▶ WHAT YOU WILL DO
What is the count of lines in the listing below that hold the string "text"? Reply with that number alone.

▶ INFORMATION GIVEN
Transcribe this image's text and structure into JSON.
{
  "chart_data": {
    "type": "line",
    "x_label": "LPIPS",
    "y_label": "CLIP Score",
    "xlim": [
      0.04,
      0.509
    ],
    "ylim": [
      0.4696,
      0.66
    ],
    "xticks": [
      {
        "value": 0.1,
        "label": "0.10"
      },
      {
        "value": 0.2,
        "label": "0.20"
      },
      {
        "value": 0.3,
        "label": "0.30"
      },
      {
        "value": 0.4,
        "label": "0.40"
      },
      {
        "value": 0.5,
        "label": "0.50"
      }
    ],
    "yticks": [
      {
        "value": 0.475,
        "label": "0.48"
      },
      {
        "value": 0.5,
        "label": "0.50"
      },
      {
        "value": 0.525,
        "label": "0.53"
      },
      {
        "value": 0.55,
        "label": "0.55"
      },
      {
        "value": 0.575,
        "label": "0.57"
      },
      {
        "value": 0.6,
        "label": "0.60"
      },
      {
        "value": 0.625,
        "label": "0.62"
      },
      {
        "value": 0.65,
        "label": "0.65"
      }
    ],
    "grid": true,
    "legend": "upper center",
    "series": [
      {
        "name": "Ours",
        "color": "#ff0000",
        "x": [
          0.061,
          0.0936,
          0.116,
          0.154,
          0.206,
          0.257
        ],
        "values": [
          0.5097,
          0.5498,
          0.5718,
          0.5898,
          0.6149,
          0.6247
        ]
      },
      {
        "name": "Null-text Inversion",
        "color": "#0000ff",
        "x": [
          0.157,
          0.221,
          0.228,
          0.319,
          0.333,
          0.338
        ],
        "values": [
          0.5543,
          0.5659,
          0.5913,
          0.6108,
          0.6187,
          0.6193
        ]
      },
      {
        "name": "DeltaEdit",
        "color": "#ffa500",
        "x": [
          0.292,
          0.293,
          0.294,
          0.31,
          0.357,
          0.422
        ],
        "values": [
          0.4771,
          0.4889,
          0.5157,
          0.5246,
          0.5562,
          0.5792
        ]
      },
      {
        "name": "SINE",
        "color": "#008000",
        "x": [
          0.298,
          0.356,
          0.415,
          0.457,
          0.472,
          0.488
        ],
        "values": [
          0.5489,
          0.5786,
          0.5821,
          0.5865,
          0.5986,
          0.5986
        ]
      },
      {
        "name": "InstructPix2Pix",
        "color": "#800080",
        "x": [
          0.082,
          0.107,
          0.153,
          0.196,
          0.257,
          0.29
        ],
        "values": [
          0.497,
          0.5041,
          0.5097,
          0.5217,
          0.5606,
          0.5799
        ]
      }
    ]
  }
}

▶ SOLUTION TO THIS EXERCISE
2